[Records from a collection]
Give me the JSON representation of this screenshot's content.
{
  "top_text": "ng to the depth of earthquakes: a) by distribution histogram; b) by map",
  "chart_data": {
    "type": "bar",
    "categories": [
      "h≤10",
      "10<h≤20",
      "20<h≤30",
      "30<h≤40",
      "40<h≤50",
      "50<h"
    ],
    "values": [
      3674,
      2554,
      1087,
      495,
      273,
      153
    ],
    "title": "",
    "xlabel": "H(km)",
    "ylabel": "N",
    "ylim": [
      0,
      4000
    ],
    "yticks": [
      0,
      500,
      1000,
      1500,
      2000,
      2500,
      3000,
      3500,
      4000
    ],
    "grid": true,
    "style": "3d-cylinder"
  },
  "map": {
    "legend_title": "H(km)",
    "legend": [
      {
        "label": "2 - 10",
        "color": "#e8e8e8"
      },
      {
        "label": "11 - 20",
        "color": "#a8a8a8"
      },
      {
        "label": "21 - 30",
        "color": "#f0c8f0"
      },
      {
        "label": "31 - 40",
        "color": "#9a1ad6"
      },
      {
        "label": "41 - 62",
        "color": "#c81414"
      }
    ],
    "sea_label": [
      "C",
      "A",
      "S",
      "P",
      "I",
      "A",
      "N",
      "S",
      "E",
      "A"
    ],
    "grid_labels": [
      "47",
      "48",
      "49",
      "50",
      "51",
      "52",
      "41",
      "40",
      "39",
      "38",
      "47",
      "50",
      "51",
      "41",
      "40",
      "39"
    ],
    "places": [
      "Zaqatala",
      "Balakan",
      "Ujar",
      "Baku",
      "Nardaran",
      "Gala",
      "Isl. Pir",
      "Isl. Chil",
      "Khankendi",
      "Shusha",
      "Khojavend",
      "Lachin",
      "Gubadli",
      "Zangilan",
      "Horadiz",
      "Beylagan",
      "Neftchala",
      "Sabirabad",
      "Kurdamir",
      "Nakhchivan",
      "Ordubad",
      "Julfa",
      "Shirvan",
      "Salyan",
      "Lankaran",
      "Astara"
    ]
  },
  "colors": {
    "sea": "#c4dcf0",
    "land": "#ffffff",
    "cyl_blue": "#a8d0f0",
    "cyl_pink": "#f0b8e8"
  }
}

--

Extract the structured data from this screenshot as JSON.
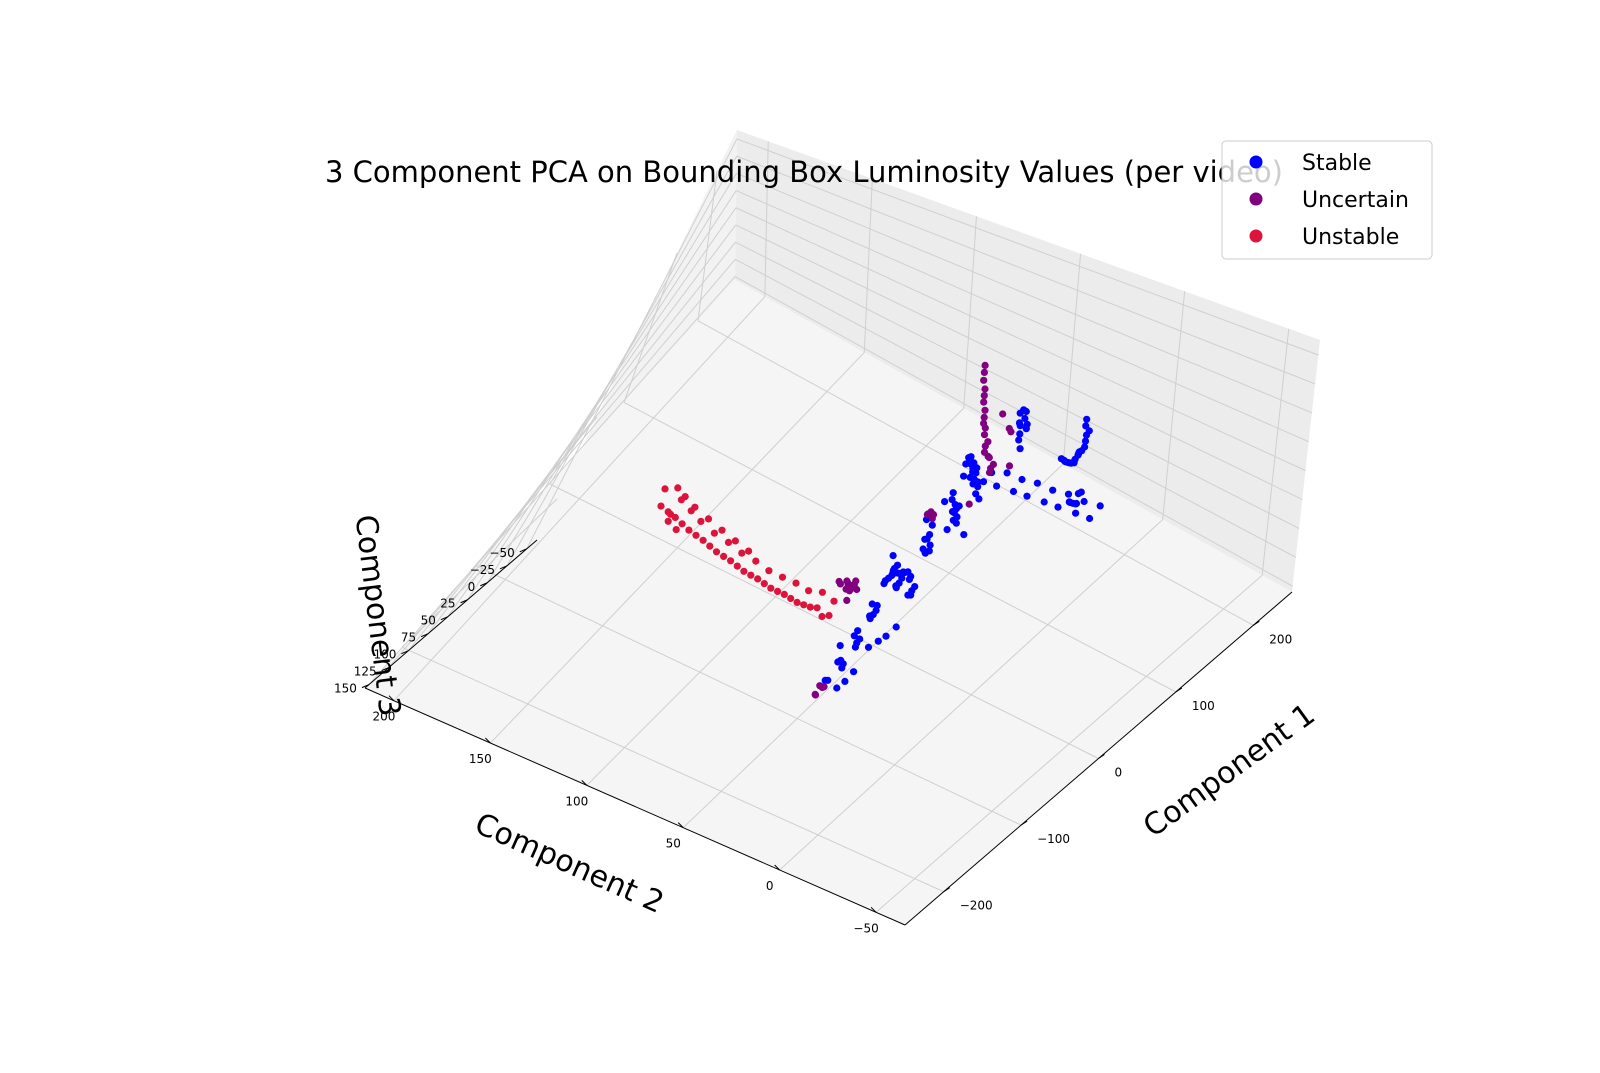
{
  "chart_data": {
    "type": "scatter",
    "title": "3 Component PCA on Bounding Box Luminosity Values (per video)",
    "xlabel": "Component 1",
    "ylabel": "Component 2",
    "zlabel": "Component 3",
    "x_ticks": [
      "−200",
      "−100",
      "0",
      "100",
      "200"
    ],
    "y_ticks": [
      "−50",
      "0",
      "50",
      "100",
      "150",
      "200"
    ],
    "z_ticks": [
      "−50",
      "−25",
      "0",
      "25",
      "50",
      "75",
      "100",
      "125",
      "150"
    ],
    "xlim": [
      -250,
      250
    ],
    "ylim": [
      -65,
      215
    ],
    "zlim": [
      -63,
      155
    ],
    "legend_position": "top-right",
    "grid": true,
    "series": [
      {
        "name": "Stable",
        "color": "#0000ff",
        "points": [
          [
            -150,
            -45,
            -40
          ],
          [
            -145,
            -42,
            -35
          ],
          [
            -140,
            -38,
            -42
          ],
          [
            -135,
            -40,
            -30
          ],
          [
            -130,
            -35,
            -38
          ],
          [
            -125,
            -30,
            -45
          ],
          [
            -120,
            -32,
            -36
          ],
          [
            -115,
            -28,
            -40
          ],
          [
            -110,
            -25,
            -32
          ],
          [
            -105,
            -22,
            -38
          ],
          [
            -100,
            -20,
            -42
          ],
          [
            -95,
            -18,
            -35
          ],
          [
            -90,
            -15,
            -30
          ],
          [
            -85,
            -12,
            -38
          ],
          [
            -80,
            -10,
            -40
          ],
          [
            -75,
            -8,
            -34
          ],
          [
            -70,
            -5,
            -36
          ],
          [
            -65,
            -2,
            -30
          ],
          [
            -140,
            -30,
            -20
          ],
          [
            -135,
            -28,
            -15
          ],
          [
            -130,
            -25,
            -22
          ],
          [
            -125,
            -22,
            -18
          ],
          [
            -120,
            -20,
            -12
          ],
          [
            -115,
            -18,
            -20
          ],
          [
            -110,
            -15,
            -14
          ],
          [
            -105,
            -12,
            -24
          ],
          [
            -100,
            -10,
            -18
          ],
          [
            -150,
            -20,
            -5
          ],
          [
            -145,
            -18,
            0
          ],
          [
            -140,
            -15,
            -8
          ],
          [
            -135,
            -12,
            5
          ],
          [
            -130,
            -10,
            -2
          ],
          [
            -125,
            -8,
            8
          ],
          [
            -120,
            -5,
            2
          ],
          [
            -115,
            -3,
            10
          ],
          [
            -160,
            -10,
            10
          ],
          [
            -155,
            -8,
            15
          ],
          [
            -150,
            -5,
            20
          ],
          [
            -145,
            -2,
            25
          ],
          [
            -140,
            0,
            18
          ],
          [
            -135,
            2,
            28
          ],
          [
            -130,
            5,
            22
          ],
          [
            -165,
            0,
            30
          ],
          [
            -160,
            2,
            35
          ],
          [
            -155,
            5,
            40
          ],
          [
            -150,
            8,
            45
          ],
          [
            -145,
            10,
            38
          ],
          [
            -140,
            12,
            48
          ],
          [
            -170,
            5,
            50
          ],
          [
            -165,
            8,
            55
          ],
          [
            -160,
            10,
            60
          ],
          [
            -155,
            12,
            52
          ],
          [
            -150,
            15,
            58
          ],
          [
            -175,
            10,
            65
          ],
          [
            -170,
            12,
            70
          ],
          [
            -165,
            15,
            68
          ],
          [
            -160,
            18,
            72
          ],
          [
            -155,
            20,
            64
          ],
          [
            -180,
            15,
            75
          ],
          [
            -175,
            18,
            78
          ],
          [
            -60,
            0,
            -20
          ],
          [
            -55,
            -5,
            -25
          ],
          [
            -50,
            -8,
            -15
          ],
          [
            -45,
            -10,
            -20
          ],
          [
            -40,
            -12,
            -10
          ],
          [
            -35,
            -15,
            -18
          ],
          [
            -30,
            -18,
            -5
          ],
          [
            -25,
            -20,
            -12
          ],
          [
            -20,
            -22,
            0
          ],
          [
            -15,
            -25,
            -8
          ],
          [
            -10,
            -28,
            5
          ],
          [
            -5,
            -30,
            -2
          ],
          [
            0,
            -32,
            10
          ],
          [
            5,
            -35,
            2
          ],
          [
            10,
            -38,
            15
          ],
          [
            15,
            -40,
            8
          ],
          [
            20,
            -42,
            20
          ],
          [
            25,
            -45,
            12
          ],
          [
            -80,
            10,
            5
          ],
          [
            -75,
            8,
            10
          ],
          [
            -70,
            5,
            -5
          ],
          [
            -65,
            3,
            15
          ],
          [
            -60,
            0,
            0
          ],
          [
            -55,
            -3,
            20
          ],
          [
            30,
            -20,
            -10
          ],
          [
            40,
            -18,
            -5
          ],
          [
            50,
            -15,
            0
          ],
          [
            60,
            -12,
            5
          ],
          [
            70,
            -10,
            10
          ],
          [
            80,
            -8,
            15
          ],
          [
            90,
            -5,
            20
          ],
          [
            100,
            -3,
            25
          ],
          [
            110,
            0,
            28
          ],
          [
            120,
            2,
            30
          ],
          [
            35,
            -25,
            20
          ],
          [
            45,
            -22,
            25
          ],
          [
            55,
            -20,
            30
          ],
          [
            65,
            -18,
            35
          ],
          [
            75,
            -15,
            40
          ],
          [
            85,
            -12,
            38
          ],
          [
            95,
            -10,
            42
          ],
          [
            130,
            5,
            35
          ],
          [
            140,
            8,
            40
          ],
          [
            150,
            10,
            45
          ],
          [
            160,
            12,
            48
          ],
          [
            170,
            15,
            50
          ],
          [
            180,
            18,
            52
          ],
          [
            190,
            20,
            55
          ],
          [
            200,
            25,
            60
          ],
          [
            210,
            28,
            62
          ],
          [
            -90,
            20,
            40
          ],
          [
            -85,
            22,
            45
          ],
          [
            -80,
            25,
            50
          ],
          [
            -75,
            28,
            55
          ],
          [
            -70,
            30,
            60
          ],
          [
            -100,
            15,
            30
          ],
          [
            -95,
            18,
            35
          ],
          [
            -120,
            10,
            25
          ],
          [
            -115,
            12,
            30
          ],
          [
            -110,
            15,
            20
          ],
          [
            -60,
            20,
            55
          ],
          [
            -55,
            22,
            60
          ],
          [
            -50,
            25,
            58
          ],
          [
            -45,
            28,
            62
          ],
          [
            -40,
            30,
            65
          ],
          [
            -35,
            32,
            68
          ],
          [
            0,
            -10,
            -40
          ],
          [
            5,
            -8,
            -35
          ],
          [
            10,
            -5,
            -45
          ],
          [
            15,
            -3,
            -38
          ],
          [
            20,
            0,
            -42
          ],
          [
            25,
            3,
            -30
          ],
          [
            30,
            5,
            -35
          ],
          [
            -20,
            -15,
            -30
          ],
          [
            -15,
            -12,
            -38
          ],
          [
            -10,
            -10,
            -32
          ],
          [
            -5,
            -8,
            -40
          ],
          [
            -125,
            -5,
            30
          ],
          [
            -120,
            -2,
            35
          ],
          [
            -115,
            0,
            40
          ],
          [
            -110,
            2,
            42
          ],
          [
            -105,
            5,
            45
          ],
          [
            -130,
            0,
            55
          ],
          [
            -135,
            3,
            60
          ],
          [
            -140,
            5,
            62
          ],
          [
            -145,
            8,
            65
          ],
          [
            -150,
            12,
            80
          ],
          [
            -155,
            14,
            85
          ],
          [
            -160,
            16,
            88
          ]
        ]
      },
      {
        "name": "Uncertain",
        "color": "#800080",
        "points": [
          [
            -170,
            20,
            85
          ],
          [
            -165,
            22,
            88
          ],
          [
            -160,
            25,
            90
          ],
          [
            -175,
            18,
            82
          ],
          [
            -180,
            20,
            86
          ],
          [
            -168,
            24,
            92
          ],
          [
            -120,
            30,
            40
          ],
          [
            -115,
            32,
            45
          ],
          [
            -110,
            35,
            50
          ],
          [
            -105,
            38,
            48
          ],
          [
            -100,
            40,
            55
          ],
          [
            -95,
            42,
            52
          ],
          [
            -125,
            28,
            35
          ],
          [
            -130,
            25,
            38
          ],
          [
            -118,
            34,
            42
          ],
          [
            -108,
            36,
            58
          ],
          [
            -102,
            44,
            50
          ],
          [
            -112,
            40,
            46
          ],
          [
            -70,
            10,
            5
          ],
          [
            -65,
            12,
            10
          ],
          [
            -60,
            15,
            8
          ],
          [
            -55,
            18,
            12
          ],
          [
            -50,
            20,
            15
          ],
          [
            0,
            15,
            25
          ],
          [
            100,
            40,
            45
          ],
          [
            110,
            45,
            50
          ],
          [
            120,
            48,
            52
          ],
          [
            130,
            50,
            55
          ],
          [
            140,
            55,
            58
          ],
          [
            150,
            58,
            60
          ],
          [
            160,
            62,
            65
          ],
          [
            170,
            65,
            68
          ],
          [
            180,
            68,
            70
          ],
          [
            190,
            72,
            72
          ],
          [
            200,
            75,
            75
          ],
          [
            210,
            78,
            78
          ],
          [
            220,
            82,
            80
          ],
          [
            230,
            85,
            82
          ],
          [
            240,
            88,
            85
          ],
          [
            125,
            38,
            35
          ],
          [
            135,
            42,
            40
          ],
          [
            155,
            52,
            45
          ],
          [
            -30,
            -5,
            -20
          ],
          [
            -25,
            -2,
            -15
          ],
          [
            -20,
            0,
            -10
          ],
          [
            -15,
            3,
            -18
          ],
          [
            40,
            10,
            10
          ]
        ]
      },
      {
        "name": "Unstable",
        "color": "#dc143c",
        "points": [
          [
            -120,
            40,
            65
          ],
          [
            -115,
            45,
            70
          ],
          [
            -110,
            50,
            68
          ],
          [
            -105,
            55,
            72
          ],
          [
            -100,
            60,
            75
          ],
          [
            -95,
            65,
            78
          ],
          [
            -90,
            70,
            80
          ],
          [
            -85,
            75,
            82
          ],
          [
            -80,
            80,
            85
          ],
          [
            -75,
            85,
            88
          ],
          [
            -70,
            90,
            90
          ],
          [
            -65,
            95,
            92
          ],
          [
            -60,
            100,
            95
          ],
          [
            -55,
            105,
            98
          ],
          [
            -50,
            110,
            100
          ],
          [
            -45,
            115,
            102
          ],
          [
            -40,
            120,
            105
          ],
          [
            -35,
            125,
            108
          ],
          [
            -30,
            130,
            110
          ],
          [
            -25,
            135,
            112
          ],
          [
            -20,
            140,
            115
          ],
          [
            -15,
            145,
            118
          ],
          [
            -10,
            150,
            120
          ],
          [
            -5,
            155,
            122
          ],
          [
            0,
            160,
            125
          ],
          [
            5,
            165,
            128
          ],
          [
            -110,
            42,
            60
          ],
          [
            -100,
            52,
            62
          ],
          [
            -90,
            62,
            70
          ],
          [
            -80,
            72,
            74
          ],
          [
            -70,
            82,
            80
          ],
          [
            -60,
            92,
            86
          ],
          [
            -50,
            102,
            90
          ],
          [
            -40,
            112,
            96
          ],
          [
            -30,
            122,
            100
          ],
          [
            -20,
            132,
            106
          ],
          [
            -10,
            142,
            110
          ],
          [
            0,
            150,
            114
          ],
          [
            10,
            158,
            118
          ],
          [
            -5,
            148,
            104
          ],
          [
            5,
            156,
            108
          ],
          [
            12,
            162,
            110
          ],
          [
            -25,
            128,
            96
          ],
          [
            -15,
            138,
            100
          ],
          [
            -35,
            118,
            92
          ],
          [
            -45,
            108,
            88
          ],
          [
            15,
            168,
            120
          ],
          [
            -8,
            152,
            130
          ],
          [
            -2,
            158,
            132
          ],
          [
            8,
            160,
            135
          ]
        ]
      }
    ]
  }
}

---

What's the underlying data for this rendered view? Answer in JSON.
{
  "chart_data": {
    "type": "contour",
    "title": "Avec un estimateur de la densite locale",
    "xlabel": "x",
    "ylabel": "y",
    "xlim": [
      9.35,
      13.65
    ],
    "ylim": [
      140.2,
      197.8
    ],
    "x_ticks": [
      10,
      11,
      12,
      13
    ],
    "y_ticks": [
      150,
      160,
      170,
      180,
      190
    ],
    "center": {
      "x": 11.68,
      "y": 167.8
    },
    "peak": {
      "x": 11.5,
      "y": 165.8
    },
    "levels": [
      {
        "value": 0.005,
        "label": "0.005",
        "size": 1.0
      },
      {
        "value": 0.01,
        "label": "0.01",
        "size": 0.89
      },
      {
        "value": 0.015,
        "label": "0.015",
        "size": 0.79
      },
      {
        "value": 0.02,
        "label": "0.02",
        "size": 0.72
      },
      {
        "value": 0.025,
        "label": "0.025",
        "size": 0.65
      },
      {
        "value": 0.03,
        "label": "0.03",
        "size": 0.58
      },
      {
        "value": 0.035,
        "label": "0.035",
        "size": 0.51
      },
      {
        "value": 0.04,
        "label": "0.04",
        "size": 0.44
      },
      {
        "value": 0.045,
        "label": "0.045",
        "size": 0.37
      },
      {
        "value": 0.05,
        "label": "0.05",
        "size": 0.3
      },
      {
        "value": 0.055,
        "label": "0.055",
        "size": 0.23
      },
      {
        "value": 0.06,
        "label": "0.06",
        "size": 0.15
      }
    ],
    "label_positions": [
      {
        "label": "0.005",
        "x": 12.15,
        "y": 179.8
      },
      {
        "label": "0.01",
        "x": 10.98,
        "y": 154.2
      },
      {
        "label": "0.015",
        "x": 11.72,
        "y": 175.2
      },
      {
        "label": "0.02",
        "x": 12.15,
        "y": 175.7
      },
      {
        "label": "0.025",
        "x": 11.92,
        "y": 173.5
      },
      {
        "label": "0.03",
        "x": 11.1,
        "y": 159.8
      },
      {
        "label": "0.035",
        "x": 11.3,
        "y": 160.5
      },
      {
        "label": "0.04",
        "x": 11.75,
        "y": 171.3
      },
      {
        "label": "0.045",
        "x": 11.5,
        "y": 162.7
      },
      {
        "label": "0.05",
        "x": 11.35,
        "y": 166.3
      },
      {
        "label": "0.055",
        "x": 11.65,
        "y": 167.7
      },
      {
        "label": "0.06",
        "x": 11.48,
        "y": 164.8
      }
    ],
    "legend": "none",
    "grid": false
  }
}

**Stated problem:** Pick out and copy the lines of the entries that hold the string "JSON".

**Correct answer:**
Give me the JSON representation of this screenshot's content.
Extract the structured data from this screenshot as JSON.
What's the underlying data for this rendered view? Answer in JSON.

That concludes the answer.